-- Begin --
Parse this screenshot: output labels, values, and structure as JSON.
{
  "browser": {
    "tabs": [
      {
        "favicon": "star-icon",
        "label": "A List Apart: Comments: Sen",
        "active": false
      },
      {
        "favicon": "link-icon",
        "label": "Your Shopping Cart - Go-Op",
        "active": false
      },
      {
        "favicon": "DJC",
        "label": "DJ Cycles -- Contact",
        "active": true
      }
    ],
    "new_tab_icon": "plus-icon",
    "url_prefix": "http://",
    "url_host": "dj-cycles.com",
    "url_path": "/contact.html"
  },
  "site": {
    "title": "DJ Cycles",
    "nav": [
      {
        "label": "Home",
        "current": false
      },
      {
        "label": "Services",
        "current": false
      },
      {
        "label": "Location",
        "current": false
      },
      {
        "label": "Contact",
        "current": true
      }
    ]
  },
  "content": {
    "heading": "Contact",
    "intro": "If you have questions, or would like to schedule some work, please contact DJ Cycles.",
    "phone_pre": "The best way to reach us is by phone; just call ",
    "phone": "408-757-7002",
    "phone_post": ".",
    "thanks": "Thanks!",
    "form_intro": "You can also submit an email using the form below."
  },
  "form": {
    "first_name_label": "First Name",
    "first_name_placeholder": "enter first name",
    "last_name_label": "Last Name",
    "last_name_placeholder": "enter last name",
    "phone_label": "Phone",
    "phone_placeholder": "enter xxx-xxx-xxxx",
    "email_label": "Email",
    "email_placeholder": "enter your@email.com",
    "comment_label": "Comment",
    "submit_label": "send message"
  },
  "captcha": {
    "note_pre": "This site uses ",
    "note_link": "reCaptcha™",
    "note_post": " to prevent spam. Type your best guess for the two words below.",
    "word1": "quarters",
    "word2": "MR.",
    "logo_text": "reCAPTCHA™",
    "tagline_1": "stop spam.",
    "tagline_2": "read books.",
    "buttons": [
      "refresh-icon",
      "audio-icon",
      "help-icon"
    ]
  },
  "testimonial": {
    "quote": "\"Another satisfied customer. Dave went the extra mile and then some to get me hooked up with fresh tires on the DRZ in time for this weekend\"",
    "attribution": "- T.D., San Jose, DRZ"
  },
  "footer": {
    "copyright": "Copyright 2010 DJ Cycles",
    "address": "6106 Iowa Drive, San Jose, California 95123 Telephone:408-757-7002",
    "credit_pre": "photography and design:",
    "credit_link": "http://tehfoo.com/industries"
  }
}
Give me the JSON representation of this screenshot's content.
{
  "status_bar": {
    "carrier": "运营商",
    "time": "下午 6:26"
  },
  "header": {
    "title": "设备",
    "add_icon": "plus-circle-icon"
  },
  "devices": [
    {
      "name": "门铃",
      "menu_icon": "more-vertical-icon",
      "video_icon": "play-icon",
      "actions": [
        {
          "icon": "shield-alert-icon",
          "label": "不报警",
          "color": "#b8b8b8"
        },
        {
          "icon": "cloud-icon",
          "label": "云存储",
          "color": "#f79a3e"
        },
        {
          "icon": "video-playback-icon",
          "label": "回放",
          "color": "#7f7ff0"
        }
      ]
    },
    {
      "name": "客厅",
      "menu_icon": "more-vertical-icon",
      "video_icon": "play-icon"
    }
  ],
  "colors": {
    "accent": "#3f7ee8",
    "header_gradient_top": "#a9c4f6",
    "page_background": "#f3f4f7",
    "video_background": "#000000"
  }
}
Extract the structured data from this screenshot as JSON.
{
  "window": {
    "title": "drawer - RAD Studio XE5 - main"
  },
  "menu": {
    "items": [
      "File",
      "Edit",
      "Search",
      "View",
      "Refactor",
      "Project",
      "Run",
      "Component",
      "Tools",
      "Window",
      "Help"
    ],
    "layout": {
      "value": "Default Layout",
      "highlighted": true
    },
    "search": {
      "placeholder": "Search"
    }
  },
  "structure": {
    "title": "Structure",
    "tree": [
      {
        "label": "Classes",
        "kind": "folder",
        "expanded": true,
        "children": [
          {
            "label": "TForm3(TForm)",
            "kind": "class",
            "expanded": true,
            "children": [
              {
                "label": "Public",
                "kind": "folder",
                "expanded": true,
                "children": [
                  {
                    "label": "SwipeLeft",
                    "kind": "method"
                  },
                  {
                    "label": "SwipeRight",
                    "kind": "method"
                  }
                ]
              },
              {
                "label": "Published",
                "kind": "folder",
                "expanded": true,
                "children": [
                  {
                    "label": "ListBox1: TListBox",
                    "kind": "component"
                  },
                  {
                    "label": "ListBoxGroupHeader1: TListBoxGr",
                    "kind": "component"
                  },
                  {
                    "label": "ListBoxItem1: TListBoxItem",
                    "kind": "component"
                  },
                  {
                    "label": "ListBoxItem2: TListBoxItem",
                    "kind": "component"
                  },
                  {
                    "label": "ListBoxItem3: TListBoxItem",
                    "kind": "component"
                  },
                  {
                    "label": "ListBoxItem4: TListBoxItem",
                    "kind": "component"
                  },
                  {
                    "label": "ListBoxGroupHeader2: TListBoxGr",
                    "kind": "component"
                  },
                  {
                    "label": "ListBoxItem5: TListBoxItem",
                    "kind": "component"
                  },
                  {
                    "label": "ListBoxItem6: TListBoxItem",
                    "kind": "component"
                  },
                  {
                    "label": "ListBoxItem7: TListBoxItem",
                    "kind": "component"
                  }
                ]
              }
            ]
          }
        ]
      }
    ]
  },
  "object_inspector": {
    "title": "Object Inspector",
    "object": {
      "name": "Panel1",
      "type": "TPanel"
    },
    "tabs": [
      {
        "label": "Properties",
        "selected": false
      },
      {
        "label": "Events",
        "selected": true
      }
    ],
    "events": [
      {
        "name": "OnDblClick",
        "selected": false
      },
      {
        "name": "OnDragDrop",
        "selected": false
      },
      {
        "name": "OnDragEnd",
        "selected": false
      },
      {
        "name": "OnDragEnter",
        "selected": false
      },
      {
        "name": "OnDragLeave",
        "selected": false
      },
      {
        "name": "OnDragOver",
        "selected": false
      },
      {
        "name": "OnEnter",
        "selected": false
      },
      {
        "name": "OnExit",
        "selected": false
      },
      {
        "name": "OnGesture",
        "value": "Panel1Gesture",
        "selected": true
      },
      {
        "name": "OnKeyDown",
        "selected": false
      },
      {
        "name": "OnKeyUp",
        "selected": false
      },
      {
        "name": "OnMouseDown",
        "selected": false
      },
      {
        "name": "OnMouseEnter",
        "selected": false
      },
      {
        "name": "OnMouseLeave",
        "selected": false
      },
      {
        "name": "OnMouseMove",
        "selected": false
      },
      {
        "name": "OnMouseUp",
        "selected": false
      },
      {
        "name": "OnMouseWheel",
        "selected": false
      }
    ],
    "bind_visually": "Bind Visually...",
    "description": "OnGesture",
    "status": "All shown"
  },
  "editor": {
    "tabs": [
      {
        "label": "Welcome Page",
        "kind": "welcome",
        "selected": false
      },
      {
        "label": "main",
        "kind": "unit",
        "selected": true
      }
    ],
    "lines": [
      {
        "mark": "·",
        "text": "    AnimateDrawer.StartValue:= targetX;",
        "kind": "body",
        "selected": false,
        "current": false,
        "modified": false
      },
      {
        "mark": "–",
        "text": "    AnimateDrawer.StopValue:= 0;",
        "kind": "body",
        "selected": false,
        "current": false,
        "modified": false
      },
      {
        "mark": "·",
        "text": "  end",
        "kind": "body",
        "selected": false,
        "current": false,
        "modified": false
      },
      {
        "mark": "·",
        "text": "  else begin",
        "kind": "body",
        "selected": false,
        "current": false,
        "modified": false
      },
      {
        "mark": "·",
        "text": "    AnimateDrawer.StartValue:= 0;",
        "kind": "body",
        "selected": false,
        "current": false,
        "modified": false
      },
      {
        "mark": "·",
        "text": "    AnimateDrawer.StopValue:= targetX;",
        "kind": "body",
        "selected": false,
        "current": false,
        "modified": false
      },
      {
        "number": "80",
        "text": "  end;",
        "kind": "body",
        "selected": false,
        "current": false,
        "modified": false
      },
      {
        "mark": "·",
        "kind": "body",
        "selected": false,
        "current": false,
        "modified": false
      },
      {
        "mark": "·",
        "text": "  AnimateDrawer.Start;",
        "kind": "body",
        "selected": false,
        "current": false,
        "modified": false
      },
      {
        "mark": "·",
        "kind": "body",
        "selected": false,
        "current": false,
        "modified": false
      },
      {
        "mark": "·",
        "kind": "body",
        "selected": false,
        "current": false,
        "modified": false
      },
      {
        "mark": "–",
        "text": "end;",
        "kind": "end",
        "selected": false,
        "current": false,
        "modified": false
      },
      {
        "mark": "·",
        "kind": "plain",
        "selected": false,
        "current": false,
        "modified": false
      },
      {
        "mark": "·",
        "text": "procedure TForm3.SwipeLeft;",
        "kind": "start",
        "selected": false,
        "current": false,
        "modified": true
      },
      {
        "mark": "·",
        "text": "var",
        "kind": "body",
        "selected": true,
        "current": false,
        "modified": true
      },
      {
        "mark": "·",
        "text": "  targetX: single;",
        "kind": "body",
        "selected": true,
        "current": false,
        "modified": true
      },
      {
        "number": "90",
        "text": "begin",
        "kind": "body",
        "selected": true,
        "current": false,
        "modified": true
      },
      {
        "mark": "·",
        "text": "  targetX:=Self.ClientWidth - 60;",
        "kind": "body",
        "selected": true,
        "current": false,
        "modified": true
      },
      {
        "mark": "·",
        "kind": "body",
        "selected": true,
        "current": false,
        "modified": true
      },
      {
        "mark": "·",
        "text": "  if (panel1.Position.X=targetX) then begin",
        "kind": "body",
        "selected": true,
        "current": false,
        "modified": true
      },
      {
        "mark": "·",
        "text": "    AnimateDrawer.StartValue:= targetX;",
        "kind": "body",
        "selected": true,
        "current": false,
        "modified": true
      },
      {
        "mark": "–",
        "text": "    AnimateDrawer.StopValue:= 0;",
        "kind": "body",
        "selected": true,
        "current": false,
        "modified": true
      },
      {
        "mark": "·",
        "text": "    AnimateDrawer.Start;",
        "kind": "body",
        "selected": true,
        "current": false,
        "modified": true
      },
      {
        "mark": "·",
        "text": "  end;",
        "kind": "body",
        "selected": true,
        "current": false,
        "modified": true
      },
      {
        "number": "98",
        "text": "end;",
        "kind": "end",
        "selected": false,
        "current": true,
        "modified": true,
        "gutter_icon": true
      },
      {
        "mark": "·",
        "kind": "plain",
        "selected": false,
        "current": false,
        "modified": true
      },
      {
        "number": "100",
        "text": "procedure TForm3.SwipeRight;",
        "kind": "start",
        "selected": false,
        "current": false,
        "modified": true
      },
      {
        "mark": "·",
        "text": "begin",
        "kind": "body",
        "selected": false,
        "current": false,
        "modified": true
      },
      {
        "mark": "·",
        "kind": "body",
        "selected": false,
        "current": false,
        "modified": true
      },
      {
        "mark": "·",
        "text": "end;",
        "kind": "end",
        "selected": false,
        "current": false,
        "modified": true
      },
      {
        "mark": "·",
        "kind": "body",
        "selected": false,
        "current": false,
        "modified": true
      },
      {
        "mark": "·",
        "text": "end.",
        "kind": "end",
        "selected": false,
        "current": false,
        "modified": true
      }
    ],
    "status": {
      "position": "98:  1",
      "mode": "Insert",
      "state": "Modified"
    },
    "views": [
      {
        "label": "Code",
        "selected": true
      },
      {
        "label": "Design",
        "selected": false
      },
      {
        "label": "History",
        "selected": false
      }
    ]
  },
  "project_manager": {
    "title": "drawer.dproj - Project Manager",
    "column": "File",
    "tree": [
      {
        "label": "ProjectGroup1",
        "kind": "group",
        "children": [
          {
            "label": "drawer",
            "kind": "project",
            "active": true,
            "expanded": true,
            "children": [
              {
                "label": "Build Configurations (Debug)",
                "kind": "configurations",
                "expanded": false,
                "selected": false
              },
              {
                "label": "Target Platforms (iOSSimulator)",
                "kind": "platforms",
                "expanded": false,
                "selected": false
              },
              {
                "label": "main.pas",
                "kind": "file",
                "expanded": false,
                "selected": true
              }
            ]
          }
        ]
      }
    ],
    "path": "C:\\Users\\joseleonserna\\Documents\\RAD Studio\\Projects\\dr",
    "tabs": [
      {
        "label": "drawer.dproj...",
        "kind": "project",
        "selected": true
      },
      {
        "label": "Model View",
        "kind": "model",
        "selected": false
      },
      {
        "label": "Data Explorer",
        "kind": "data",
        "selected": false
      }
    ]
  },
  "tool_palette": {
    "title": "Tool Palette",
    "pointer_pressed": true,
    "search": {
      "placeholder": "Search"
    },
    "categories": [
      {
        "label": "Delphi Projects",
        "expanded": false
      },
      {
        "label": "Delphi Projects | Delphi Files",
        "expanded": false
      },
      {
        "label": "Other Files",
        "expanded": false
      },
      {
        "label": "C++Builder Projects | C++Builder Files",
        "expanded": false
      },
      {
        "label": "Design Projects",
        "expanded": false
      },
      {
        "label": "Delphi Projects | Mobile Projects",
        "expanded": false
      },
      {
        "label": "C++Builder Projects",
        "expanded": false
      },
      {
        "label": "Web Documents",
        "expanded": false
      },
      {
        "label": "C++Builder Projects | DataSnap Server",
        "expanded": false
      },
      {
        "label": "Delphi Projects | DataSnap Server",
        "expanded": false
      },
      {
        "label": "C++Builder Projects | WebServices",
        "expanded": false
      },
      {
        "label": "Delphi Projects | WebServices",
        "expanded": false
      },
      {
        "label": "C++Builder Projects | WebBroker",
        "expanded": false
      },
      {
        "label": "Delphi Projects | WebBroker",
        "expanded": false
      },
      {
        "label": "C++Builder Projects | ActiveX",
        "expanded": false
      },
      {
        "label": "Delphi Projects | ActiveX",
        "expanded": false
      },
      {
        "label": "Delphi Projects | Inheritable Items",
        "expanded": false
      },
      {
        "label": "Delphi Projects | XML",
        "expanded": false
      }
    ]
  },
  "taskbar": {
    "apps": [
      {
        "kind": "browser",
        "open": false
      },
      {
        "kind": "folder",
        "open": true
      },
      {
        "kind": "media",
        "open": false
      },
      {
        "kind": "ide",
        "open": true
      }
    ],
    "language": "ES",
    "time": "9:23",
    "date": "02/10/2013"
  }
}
-- End --
• [THE EXERCISE]
State how many lines of the listing hold the string "targetX"; reply with the number and nothing else.

• [EXERCISE RESPONSE]
6